Pull each line holding "title" out of the entries below.
>> START
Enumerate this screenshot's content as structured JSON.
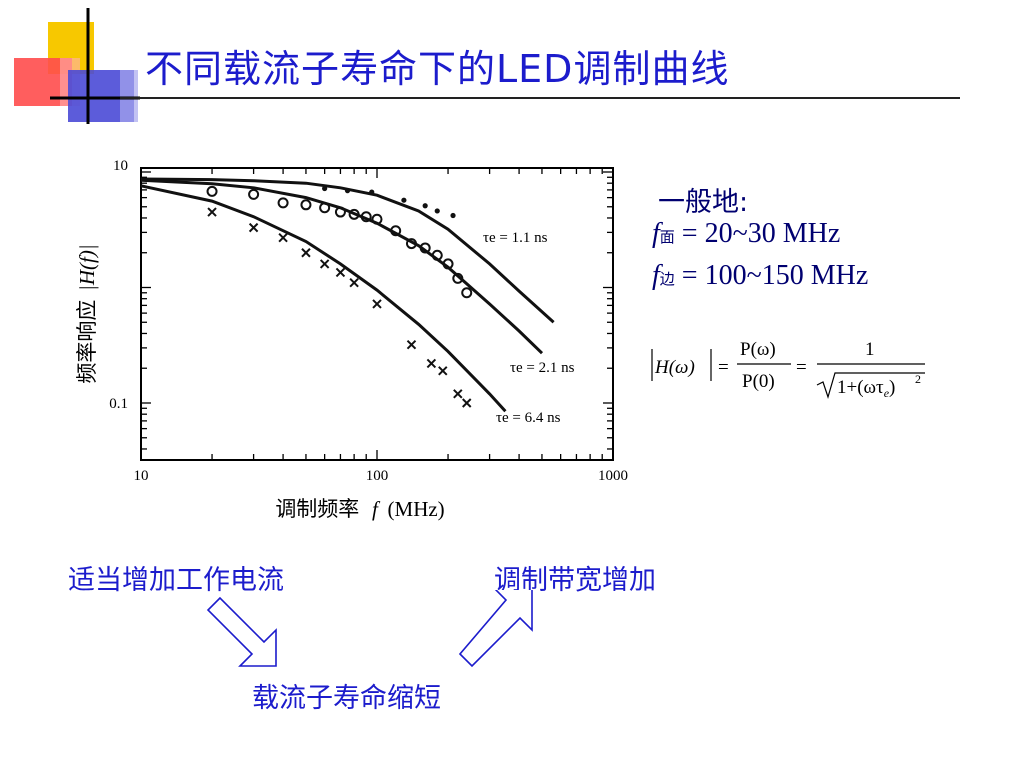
{
  "title": "不同载流子寿命下的LED调制曲线",
  "chart_data": {
    "type": "line",
    "xscale": "log",
    "yscale": "log",
    "xlim": [
      10,
      1000
    ],
    "ylim": [
      0.03,
      10
    ],
    "x_ticks": [
      "10",
      "100",
      "1000"
    ],
    "y_ticks": [
      "10",
      "0.1"
    ],
    "xlabel_prefix": "调制频率",
    "xlabel_var": "f",
    "xlabel_unit": "(MHz)",
    "ylabel_prefix": "频率响应",
    "ylabel_var": "|H(f)|",
    "series": [
      {
        "name": "τe = 1.1 ns",
        "tau": 1.1,
        "curve_x": [
          10,
          20,
          30,
          50,
          70,
          100,
          150,
          200,
          300,
          400,
          560
        ],
        "curve_y": [
          8.7,
          8.6,
          8.4,
          8.0,
          7.3,
          6.3,
          4.6,
          3.2,
          1.6,
          0.93,
          0.5
        ],
        "points_x": [
          60,
          75,
          95,
          130,
          160,
          180,
          210
        ],
        "points_y": [
          7.2,
          6.9,
          6.7,
          5.7,
          5.1,
          4.6,
          4.2
        ]
      },
      {
        "name": "τe = 2.1 ns",
        "tau": 2.1,
        "curve_x": [
          10,
          20,
          30,
          50,
          70,
          100,
          150,
          200,
          300,
          400,
          500
        ],
        "curve_y": [
          8.5,
          7.9,
          7.3,
          6.0,
          4.9,
          3.6,
          2.3,
          1.5,
          0.72,
          0.42,
          0.27
        ],
        "points_x": [
          20,
          30,
          40,
          50,
          60,
          70,
          80,
          90,
          100,
          120,
          140,
          160,
          180,
          200,
          220,
          240
        ],
        "points_y": [
          6.8,
          6.4,
          5.4,
          5.2,
          4.9,
          4.5,
          4.3,
          4.1,
          3.9,
          3.1,
          2.4,
          2.2,
          1.9,
          1.6,
          1.2,
          0.9
        ]
      },
      {
        "name": "τe = 6.4 ns",
        "tau": 6.4,
        "curve_x": [
          10,
          20,
          30,
          50,
          70,
          100,
          150,
          200,
          300,
          350
        ],
        "curve_y": [
          7.6,
          5.6,
          4.1,
          2.5,
          1.6,
          0.95,
          0.48,
          0.28,
          0.12,
          0.085
        ],
        "points_x": [
          20,
          30,
          40,
          50,
          60,
          70,
          80,
          100,
          140,
          170,
          190,
          220,
          240
        ],
        "points_y": [
          4.5,
          3.3,
          2.7,
          2.0,
          1.6,
          1.35,
          1.1,
          0.72,
          0.32,
          0.22,
          0.19,
          0.12,
          0.1
        ]
      }
    ]
  },
  "notes": {
    "heading": "一般地:",
    "f_face_var": "f",
    "f_face_sub": "面",
    "f_face_value": " = 20~30 MHz",
    "f_edge_var": "f",
    "f_edge_sub": "边",
    "f_edge_value": " = 100~150 MHz"
  },
  "formula": {
    "lhs": "H(ω)",
    "numerator": "P(ω)",
    "denominator": "P(0)",
    "rhs_numerator": "1",
    "rhs_radicand": "1+(ωτe)",
    "exponent": "2"
  },
  "flow": {
    "left": "适当增加工作电流",
    "right": "调制带宽增加",
    "bottom": "载流子寿命缩短"
  },
  "colors": {
    "title": "#1c1ccc",
    "text_blue": "#1c1ccc",
    "side_text": "#000070",
    "deco_yellow": "#f7c800",
    "deco_red": "#ff3b3b",
    "deco_blue": "#3b3bd9"
  }
}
>> END
_Completed task_
  "title": "不同载流子寿命下的LED调制曲线",
    "title": "#1c1ccc",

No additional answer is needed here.